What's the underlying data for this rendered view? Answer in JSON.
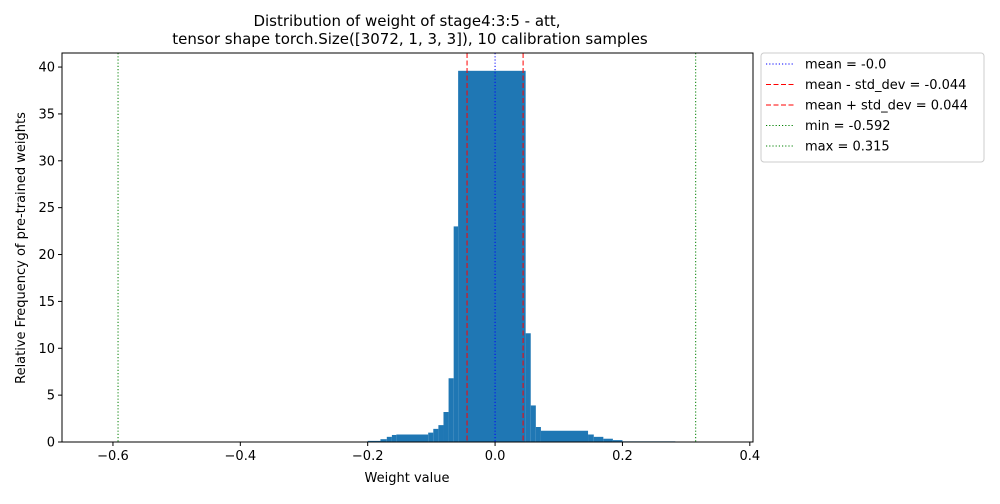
{
  "chart_data": {
    "type": "bar",
    "title_line1": "Distribution of weight of stage4:3:5 - att,",
    "title_line2": "tensor shape torch.Size([3072, 1, 3, 3]), 10 calibration samples",
    "xlabel": "Weight value",
    "ylabel": "Relative Frequency of pre-trained weights",
    "xlim": [
      -0.68,
      0.405
    ],
    "ylim": [
      0,
      41.5
    ],
    "x_ticks": [
      -0.6,
      -0.4,
      -0.2,
      0.0,
      0.2,
      0.4
    ],
    "x_tick_labels": [
      "−0.6",
      "−0.4",
      "−0.2",
      "0.0",
      "0.2",
      "0.4"
    ],
    "y_ticks": [
      0,
      5,
      10,
      15,
      20,
      25,
      30,
      35,
      40
    ],
    "y_tick_labels": [
      "0",
      "5",
      "10",
      "15",
      "20",
      "25",
      "30",
      "35",
      "40"
    ],
    "bar_color": "#1f77b4",
    "bins": [
      {
        "x0": -0.317,
        "x1": -0.2,
        "value": 0.05
      },
      {
        "x0": -0.2,
        "x1": -0.18,
        "value": 0.12
      },
      {
        "x0": -0.18,
        "x1": -0.17,
        "value": 0.3
      },
      {
        "x0": -0.17,
        "x1": -0.162,
        "value": 0.55
      },
      {
        "x0": -0.162,
        "x1": -0.155,
        "value": 0.75
      },
      {
        "x0": -0.155,
        "x1": -0.105,
        "value": 0.8
      },
      {
        "x0": -0.105,
        "x1": -0.097,
        "value": 1.0
      },
      {
        "x0": -0.097,
        "x1": -0.089,
        "value": 1.4
      },
      {
        "x0": -0.089,
        "x1": -0.081,
        "value": 1.8
      },
      {
        "x0": -0.081,
        "x1": -0.073,
        "value": 3.2
      },
      {
        "x0": -0.073,
        "x1": -0.065,
        "value": 6.8
      },
      {
        "x0": -0.065,
        "x1": -0.058,
        "value": 23.0
      },
      {
        "x0": -0.058,
        "x1": 0.048,
        "value": 39.6
      },
      {
        "x0": 0.048,
        "x1": 0.056,
        "value": 11.6
      },
      {
        "x0": 0.056,
        "x1": 0.064,
        "value": 3.9
      },
      {
        "x0": 0.064,
        "x1": 0.072,
        "value": 1.6
      },
      {
        "x0": 0.072,
        "x1": 0.146,
        "value": 1.2
      },
      {
        "x0": 0.146,
        "x1": 0.155,
        "value": 0.8
      },
      {
        "x0": 0.155,
        "x1": 0.17,
        "value": 0.55
      },
      {
        "x0": 0.17,
        "x1": 0.185,
        "value": 0.35
      },
      {
        "x0": 0.185,
        "x1": 0.2,
        "value": 0.2
      },
      {
        "x0": 0.2,
        "x1": 0.283,
        "value": 0.07
      }
    ],
    "lines": [
      {
        "label": "mean = -0.0",
        "x": 0.0,
        "color": "#0000ff",
        "style": "dotted"
      },
      {
        "label": "mean - std_dev = -0.044",
        "x": -0.044,
        "color": "#ff0000",
        "style": "dashed"
      },
      {
        "label": "mean + std_dev = 0.044",
        "x": 0.044,
        "color": "#ff0000",
        "style": "dashed"
      },
      {
        "label": "min = -0.592",
        "x": -0.592,
        "color": "#008000",
        "style": "dotted"
      },
      {
        "label": "max = 0.315",
        "x": 0.315,
        "color": "#008000",
        "style": "dotted"
      }
    ],
    "legend_position": "outside-right-top",
    "grid": false
  }
}
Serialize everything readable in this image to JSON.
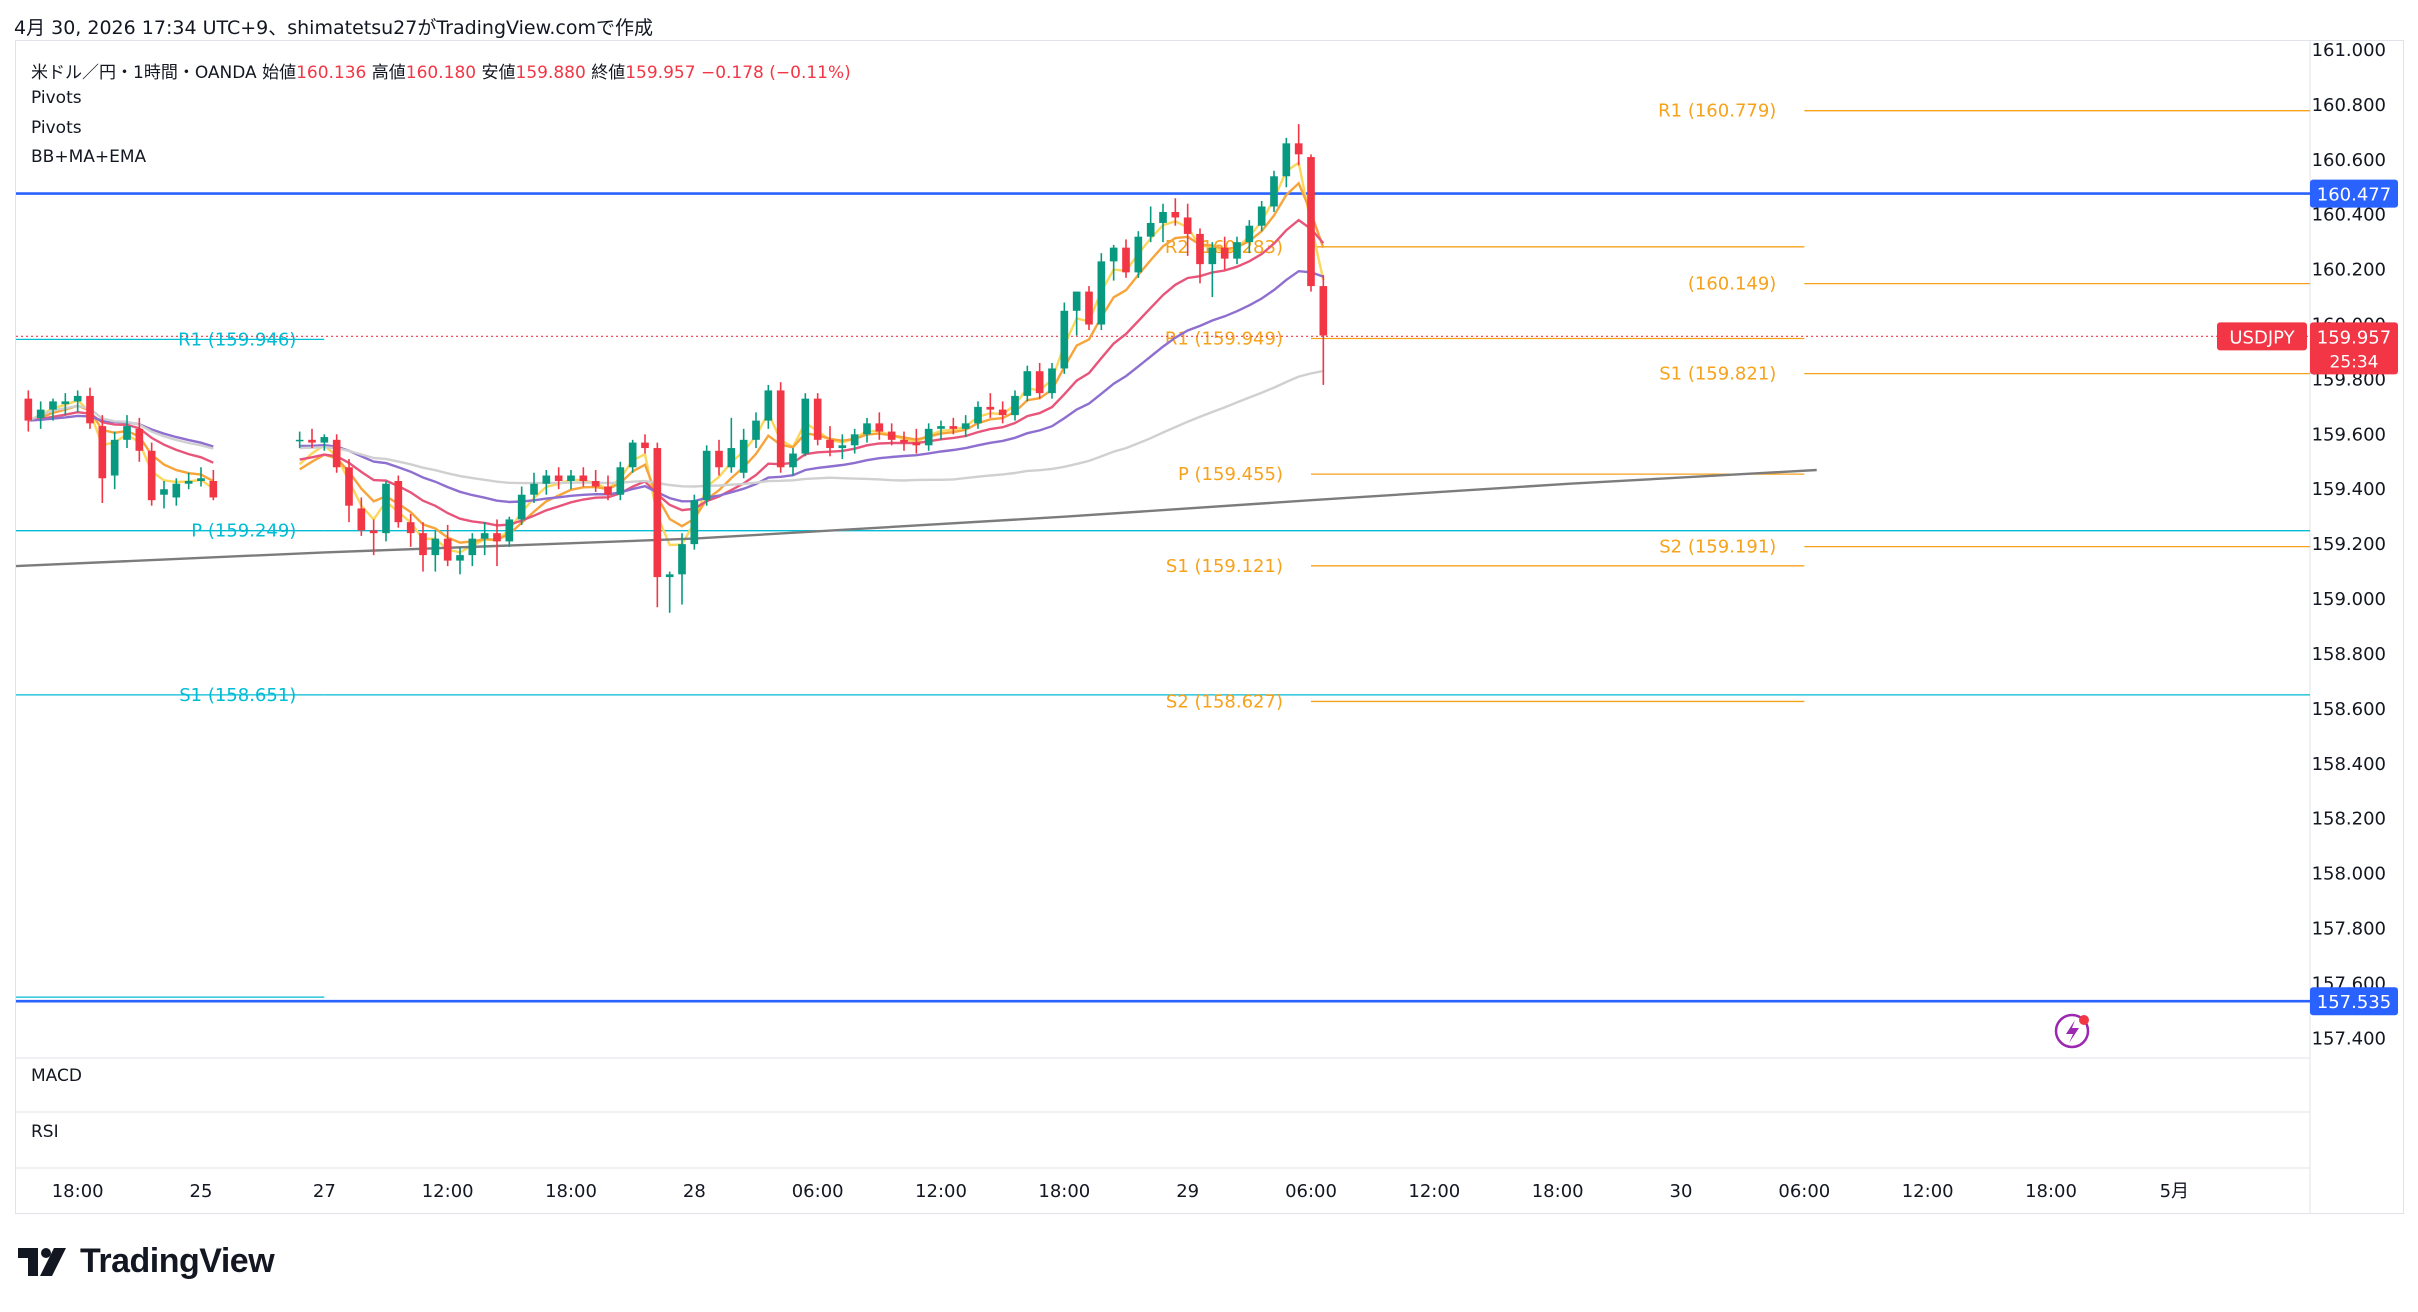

▸ **Short problem**: Copy all the lines of data exactly as they appear, dropping any images.

▸ **Result of the task**:
What's the underlying data for this rendered view? Answer in JSON.
{
  "chart_data": {
    "type": "bar",
    "title_line1": "Distribution of weight of stage4:3:5 - att,",
    "title_line2": "tensor shape torch.Size([3072, 1, 3, 3]), 10 calibration samples",
    "xlabel": "Weight value",
    "ylabel": "Relative Frequency of pre-trained weights",
    "xlim": [
      -0.68,
      0.405
    ],
    "ylim": [
      0,
      41.5
    ],
    "x_ticks": [
      -0.6,
      -0.4,
      -0.2,
      0.0,
      0.2,
      0.4
    ],
    "x_tick_labels": [
      "−0.6",
      "−0.4",
      "−0.2",
      "0.0",
      "0.2",
      "0.4"
    ],
    "y_ticks": [
      0,
      5,
      10,
      15,
      20,
      25,
      30,
      35,
      40
    ],
    "y_tick_labels": [
      "0",
      "5",
      "10",
      "15",
      "20",
      "25",
      "30",
      "35",
      "40"
    ],
    "bar_color": "#1f77b4",
    "bins": [
      {
        "x0": -0.317,
        "x1": -0.2,
        "value": 0.05
      },
      {
        "x0": -0.2,
        "x1": -0.18,
        "value": 0.12
      },
      {
        "x0": -0.18,
        "x1": -0.17,
        "value": 0.3
      },
      {
        "x0": -0.17,
        "x1": -0.162,
        "value": 0.55
      },
      {
        "x0": -0.162,
        "x1": -0.155,
        "value": 0.75
      },
      {
        "x0": -0.155,
        "x1": -0.105,
        "value": 0.8
      },
      {
        "x0": -0.105,
        "x1": -0.097,
        "value": 1.0
      },
      {
        "x0": -0.097,
        "x1": -0.089,
        "value": 1.4
      },
      {
        "x0": -0.089,
        "x1": -0.081,
        "value": 1.8
      },
      {
        "x0": -0.081,
        "x1": -0.073,
        "value": 3.2
      },
      {
        "x0": -0.073,
        "x1": -0.065,
        "value": 6.8
      },
      {
        "x0": -0.065,
        "x1": -0.058,
        "value": 23.0
      },
      {
        "x0": -0.058,
        "x1": 0.048,
        "value": 39.6
      },
      {
        "x0": 0.048,
        "x1": 0.056,
        "value": 11.6
      },
      {
        "x0": 0.056,
        "x1": 0.064,
        "value": 3.9
      },
      {
        "x0": 0.064,
        "x1": 0.072,
        "value": 1.6
      },
      {
        "x0": 0.072,
        "x1": 0.146,
        "value": 1.2
      },
      {
        "x0": 0.146,
        "x1": 0.155,
        "value": 0.8
      },
      {
        "x0": 0.155,
        "x1": 0.17,
        "value": 0.55
      },
      {
        "x0": 0.17,
        "x1": 0.185,
        "value": 0.35
      },
      {
        "x0": 0.185,
        "x1": 0.2,
        "value": 0.2
      },
      {
        "x0": 0.2,
        "x1": 0.283,
        "value": 0.07
      }
    ],
    "lines": [
      {
        "label": "mean = -0.0",
        "x": 0.0,
        "color": "#0000ff",
        "style": "dotted"
      },
      {
        "label": "mean - std_dev = -0.044",
        "x": -0.044,
        "color": "#ff0000",
        "style": "dashed"
      },
      {
        "label": "mean + std_dev = 0.044",
        "x": 0.044,
        "color": "#ff0000",
        "style": "dashed"
      },
      {
        "label": "min = -0.592",
        "x": -0.592,
        "color": "#008000",
        "style": "dotted"
      },
      {
        "label": "max = 0.315",
        "x": 0.315,
        "color": "#008000",
        "style": "dotted"
      }
    ],
    "legend_position": "outside-right-top",
    "grid": false
  }
}
Serialize everything readable in this image to JSON.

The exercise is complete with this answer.